> _Available records_
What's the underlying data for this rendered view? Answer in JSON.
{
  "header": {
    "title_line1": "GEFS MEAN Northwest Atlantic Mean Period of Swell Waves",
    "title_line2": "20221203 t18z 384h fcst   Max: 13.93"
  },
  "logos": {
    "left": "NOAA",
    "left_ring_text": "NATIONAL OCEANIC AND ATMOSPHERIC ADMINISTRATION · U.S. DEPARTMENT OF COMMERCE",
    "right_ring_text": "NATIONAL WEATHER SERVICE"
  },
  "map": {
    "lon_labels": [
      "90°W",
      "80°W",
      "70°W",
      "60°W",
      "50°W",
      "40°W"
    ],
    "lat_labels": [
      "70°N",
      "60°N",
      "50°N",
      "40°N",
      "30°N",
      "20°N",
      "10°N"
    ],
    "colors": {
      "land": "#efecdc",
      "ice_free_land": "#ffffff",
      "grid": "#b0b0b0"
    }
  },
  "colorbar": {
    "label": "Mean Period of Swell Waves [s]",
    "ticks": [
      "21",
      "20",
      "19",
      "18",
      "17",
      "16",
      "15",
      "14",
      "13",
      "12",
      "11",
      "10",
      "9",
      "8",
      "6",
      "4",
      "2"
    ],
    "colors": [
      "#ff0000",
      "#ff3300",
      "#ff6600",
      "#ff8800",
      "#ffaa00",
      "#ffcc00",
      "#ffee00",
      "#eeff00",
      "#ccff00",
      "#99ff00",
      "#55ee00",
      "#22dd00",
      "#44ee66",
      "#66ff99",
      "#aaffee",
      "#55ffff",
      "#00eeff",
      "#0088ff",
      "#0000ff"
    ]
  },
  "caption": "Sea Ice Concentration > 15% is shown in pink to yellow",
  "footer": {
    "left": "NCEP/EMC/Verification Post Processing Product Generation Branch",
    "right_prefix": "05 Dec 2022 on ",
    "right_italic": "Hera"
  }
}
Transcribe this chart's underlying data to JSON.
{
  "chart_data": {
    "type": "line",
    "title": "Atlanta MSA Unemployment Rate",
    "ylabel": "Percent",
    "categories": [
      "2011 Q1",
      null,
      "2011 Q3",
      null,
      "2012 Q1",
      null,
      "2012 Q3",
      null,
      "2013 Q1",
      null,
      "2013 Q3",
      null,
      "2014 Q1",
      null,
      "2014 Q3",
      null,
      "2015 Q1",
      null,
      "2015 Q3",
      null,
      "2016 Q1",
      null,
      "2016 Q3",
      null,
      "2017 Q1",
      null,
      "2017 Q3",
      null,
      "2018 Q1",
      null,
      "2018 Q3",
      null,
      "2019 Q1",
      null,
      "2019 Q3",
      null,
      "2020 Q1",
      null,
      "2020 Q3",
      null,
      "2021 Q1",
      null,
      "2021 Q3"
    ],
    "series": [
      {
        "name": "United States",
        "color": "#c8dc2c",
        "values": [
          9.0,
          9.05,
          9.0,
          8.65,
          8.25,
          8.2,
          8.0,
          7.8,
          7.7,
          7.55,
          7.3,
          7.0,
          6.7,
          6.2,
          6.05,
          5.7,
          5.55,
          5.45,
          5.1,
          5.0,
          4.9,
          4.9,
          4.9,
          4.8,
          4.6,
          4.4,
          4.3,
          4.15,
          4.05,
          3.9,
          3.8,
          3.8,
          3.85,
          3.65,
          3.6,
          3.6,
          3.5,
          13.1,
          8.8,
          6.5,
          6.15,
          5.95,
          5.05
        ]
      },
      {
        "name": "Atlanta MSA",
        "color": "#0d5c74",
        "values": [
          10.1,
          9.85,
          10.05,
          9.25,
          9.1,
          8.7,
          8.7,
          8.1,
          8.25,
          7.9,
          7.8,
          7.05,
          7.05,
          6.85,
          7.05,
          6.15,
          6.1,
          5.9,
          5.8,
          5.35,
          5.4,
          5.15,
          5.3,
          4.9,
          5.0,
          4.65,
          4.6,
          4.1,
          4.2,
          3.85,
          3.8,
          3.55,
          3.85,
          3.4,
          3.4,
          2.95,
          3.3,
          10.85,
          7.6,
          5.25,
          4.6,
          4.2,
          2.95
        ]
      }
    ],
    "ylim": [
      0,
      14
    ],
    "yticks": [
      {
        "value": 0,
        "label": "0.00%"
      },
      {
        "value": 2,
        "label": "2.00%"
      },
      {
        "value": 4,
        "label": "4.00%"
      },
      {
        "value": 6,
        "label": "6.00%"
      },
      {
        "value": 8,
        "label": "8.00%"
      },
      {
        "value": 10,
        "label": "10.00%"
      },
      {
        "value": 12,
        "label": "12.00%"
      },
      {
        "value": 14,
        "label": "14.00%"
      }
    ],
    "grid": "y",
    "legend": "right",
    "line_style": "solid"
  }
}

> _Problem to solve_
Extract from the data every line where "Mean" shows up.

> _Problem solution_
    "title_line1": "GEFS MEAN Northwest Atlantic Mean Period of Swell Waves",
    "label": "Mean Period of Swell Waves [s]",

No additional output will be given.